Exercise directions:
Could you write out every record below exactly, leaving out any pictures?

___ Data listing ___

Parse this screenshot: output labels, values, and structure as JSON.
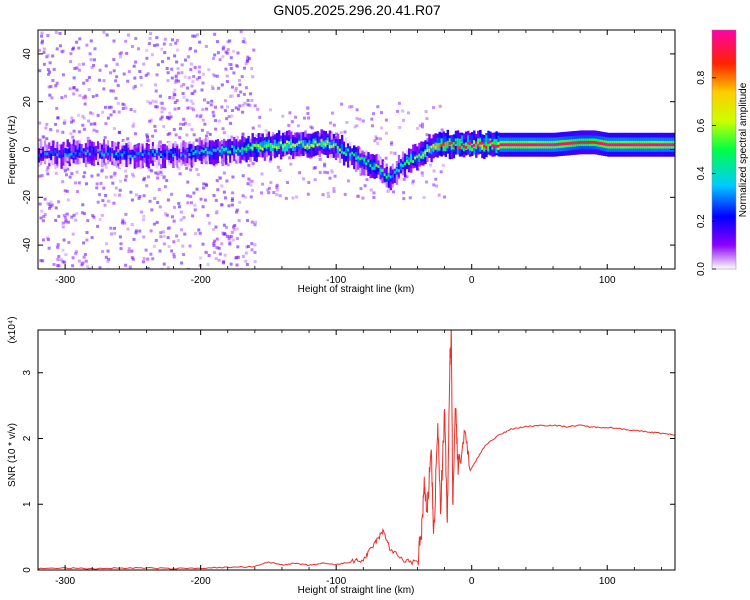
{
  "figure_title": "GN05.2025.296.20.41.R07",
  "chart_data": [
    {
      "type": "heatmap",
      "title": "GN05.2025.296.20.41.R07",
      "xlabel": "Height of straight line (km)",
      "ylabel": "Frequency (Hz)",
      "xlim": [
        -320,
        150
      ],
      "ylim": [
        -50,
        50
      ],
      "xticks": [
        -300,
        -200,
        -100,
        0,
        100
      ],
      "yticks": [
        -40,
        -20,
        0,
        20,
        40
      ],
      "x_tick_labels": [
        "-300",
        "-200",
        "-100",
        "0",
        "100"
      ],
      "y_tick_labels": [
        "-40",
        "-20",
        "0",
        "20",
        "40"
      ],
      "colorbar": {
        "label": "Normalized spectral amplitude",
        "range": [
          0,
          1
        ],
        "ticks": [
          0.0,
          0.2,
          0.4,
          0.6,
          0.8
        ],
        "tick_labels": [
          "0.0",
          "0.2",
          "0.4",
          "0.6",
          "0.8"
        ]
      },
      "ridge": {
        "x": [
          -320,
          -300,
          -280,
          -260,
          -240,
          -220,
          -200,
          -180,
          -160,
          -140,
          -120,
          -110,
          -100,
          -90,
          -80,
          -70,
          -62,
          -58,
          -55,
          -50,
          -45,
          -40,
          -35,
          -30,
          -25,
          -20,
          -10,
          0,
          20,
          40,
          60,
          80,
          90,
          100,
          120,
          150
        ],
        "frequency": [
          -2,
          -2,
          -1,
          -2,
          -2,
          -2,
          -1,
          0,
          1,
          2,
          2,
          3,
          1,
          -2,
          -5,
          -8,
          -12,
          -11,
          -8,
          -6,
          -4,
          -3,
          -1,
          1,
          2,
          2,
          2,
          2,
          2,
          2,
          2,
          3,
          3,
          2,
          2,
          2
        ],
        "amplitude": [
          0.25,
          0.3,
          0.3,
          0.3,
          0.3,
          0.3,
          0.35,
          0.45,
          0.55,
          0.6,
          0.6,
          0.6,
          0.55,
          0.45,
          0.45,
          0.5,
          0.45,
          0.35,
          0.35,
          0.45,
          0.55,
          0.6,
          0.65,
          0.7,
          0.8,
          0.85,
          0.9,
          0.95,
          1.0,
          1.0,
          1.0,
          0.9,
          0.9,
          1.0,
          1.0,
          1.0
        ]
      }
    },
    {
      "type": "line",
      "xlabel": "Height of straight line (km)",
      "ylabel": "SNR (10 * v/v)",
      "y_multiplier": "(x10⁴)",
      "xlim": [
        -320,
        150
      ],
      "ylim": [
        0,
        3.65
      ],
      "xticks": [
        -300,
        -200,
        -100,
        0,
        100
      ],
      "yticks": [
        0,
        1,
        2,
        3
      ],
      "x_tick_labels": [
        "-300",
        "-200",
        "-100",
        "0",
        "100"
      ],
      "y_tick_labels": [
        "0",
        "1",
        "2",
        "3"
      ],
      "series": [
        {
          "name": "SNR",
          "color": "#e8302b",
          "x": [
            -320,
            -300,
            -280,
            -260,
            -240,
            -220,
            -200,
            -180,
            -160,
            -150,
            -140,
            -130,
            -120,
            -110,
            -100,
            -90,
            -80,
            -75,
            -70,
            -65,
            -60,
            -50,
            -40,
            -37,
            -35,
            -33,
            -30,
            -28,
            -25,
            -23,
            -20,
            -18,
            -16,
            -15,
            -14,
            -12,
            -10,
            -5,
            0,
            10,
            20,
            30,
            40,
            50,
            60,
            70,
            80,
            90,
            100,
            110,
            120,
            130,
            140,
            150
          ],
          "y": [
            0.02,
            0.03,
            0.02,
            0.03,
            0.03,
            0.02,
            0.03,
            0.04,
            0.05,
            0.12,
            0.08,
            0.1,
            0.07,
            0.1,
            0.08,
            0.12,
            0.15,
            0.3,
            0.45,
            0.6,
            0.3,
            0.15,
            0.1,
            0.6,
            1.3,
            0.8,
            1.9,
            0.5,
            2.2,
            0.9,
            2.4,
            0.7,
            3.2,
            3.65,
            1.0,
            2.5,
            1.6,
            2.0,
            1.55,
            1.9,
            2.05,
            2.15,
            2.18,
            2.2,
            2.2,
            2.18,
            2.2,
            2.17,
            2.17,
            2.15,
            2.12,
            2.1,
            2.08,
            2.05
          ]
        }
      ]
    }
  ]
}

___

The reply:
Parse this screenshot: output labels, values, and structure as JSON.
{
  "figure_title": "GN05.2025.296.20.41.R07",
  "chart_data": [
    {
      "type": "heatmap",
      "title": "GN05.2025.296.20.41.R07",
      "xlabel": "Height of straight line (km)",
      "ylabel": "Frequency (Hz)",
      "xlim": [
        -320,
        150
      ],
      "ylim": [
        -50,
        50
      ],
      "xticks": [
        -300,
        -200,
        -100,
        0,
        100
      ],
      "yticks": [
        -40,
        -20,
        0,
        20,
        40
      ],
      "x_tick_labels": [
        "-300",
        "-200",
        "-100",
        "0",
        "100"
      ],
      "y_tick_labels": [
        "-40",
        "-20",
        "0",
        "20",
        "40"
      ],
      "colorbar": {
        "label": "Normalized spectral amplitude",
        "range": [
          0,
          1
        ],
        "ticks": [
          0.0,
          0.2,
          0.4,
          0.6,
          0.8
        ],
        "tick_labels": [
          "0.0",
          "0.2",
          "0.4",
          "0.6",
          "0.8"
        ]
      },
      "ridge": {
        "x": [
          -320,
          -300,
          -280,
          -260,
          -240,
          -220,
          -200,
          -180,
          -160,
          -140,
          -120,
          -110,
          -100,
          -90,
          -80,
          -70,
          -62,
          -58,
          -55,
          -50,
          -45,
          -40,
          -35,
          -30,
          -25,
          -20,
          -10,
          0,
          20,
          40,
          60,
          80,
          90,
          100,
          120,
          150
        ],
        "frequency": [
          -2,
          -2,
          -1,
          -2,
          -2,
          -2,
          -1,
          0,
          1,
          2,
          2,
          3,
          1,
          -2,
          -5,
          -8,
          -12,
          -11,
          -8,
          -6,
          -4,
          -3,
          -1,
          1,
          2,
          2,
          2,
          2,
          2,
          2,
          2,
          3,
          3,
          2,
          2,
          2
        ],
        "amplitude": [
          0.25,
          0.3,
          0.3,
          0.3,
          0.3,
          0.3,
          0.35,
          0.45,
          0.55,
          0.6,
          0.6,
          0.6,
          0.55,
          0.45,
          0.45,
          0.5,
          0.45,
          0.35,
          0.35,
          0.45,
          0.55,
          0.6,
          0.65,
          0.7,
          0.8,
          0.85,
          0.9,
          0.95,
          1.0,
          1.0,
          1.0,
          0.9,
          0.9,
          1.0,
          1.0,
          1.0
        ]
      }
    },
    {
      "type": "line",
      "xlabel": "Height of straight line (km)",
      "ylabel": "SNR (10 * v/v)",
      "y_multiplier": "(x10⁴)",
      "xlim": [
        -320,
        150
      ],
      "ylim": [
        0,
        3.65
      ],
      "xticks": [
        -300,
        -200,
        -100,
        0,
        100
      ],
      "yticks": [
        0,
        1,
        2,
        3
      ],
      "x_tick_labels": [
        "-300",
        "-200",
        "-100",
        "0",
        "100"
      ],
      "y_tick_labels": [
        "0",
        "1",
        "2",
        "3"
      ],
      "series": [
        {
          "name": "SNR",
          "color": "#e8302b",
          "x": [
            -320,
            -300,
            -280,
            -260,
            -240,
            -220,
            -200,
            -180,
            -160,
            -150,
            -140,
            -130,
            -120,
            -110,
            -100,
            -90,
            -80,
            -75,
            -70,
            -65,
            -60,
            -50,
            -40,
            -37,
            -35,
            -33,
            -30,
            -28,
            -25,
            -23,
            -20,
            -18,
            -16,
            -15,
            -14,
            -12,
            -10,
            -5,
            0,
            10,
            20,
            30,
            40,
            50,
            60,
            70,
            80,
            90,
            100,
            110,
            120,
            130,
            140,
            150
          ],
          "y": [
            0.02,
            0.03,
            0.02,
            0.03,
            0.03,
            0.02,
            0.03,
            0.04,
            0.05,
            0.12,
            0.08,
            0.1,
            0.07,
            0.1,
            0.08,
            0.12,
            0.15,
            0.3,
            0.45,
            0.6,
            0.3,
            0.15,
            0.1,
            0.6,
            1.3,
            0.8,
            1.9,
            0.5,
            2.2,
            0.9,
            2.4,
            0.7,
            3.2,
            3.65,
            1.0,
            2.5,
            1.6,
            2.0,
            1.55,
            1.9,
            2.05,
            2.15,
            2.18,
            2.2,
            2.2,
            2.18,
            2.2,
            2.17,
            2.17,
            2.15,
            2.12,
            2.1,
            2.08,
            2.05
          ]
        }
      ]
    }
  ]
}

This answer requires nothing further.